WHAT THIS TASK INVOLVES: List every line in this data where the string "ламинарии" occurs.

Extracted records
--------------------------------
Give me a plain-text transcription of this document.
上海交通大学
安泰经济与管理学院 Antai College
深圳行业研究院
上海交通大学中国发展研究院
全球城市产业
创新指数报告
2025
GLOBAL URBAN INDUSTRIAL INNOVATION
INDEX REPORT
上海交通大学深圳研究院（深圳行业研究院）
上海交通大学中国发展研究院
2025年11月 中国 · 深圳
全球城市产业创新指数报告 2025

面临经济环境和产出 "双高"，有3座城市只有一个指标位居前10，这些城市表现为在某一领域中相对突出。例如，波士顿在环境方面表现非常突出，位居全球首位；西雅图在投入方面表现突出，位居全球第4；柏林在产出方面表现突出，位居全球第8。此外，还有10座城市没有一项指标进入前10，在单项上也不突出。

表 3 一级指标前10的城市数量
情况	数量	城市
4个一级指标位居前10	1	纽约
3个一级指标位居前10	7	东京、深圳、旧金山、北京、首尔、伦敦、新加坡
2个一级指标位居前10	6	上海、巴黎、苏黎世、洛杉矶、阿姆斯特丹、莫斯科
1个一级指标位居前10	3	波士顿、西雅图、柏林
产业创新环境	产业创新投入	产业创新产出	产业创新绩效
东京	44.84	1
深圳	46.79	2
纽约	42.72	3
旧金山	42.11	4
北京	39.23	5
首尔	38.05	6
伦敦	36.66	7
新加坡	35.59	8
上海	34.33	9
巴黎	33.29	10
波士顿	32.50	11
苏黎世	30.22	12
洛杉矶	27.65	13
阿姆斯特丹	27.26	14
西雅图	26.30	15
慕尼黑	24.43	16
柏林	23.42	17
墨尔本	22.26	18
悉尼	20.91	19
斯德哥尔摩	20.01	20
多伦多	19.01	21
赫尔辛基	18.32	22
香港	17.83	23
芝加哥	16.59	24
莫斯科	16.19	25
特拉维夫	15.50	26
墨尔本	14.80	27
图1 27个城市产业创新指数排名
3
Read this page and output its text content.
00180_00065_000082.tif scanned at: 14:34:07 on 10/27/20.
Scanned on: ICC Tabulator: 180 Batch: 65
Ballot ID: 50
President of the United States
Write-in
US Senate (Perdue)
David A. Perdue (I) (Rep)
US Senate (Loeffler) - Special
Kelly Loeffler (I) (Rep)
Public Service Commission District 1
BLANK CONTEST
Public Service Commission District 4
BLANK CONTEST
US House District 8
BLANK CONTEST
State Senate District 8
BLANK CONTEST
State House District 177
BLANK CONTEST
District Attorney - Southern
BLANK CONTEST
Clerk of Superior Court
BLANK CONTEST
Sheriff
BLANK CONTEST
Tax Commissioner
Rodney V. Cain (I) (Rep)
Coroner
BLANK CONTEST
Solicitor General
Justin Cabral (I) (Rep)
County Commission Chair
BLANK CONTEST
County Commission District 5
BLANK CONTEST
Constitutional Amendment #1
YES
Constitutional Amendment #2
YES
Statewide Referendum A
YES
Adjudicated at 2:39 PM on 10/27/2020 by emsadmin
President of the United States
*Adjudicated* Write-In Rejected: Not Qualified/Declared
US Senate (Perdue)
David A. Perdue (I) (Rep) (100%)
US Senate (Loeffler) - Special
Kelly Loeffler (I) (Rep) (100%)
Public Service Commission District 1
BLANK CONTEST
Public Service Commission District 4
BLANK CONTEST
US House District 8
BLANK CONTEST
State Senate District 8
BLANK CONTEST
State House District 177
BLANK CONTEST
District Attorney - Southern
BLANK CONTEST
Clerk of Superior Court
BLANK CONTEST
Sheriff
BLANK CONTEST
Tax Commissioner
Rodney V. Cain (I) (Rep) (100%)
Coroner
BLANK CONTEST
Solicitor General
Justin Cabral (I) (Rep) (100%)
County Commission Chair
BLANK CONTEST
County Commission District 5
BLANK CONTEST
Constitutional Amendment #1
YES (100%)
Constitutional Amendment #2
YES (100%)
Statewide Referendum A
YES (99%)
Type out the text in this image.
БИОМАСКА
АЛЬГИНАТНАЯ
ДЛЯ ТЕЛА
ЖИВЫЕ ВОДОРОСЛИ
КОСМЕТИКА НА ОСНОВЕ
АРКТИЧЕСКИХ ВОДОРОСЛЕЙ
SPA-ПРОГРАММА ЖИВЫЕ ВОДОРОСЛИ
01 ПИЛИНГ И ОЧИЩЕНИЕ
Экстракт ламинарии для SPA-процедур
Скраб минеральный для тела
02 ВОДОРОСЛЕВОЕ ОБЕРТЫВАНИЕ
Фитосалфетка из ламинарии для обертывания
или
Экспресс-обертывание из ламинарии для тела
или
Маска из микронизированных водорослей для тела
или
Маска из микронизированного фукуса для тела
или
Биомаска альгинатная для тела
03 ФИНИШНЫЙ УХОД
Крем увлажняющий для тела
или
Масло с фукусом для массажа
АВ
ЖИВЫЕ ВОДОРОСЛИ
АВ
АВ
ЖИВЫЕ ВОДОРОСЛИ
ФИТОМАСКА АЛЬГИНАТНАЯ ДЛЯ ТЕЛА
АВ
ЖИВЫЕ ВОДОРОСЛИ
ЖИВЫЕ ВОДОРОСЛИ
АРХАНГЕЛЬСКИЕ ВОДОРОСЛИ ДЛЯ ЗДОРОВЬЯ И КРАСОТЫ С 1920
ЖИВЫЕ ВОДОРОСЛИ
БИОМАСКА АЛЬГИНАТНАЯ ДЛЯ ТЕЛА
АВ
--------------------------------
RESULT OF THIS EXERCISE:
Экстракт ламинарии для SPA-процедур
Фитосалфетка из ламинарии для обертывания
Экспресс-обертывание из ламинарии для тела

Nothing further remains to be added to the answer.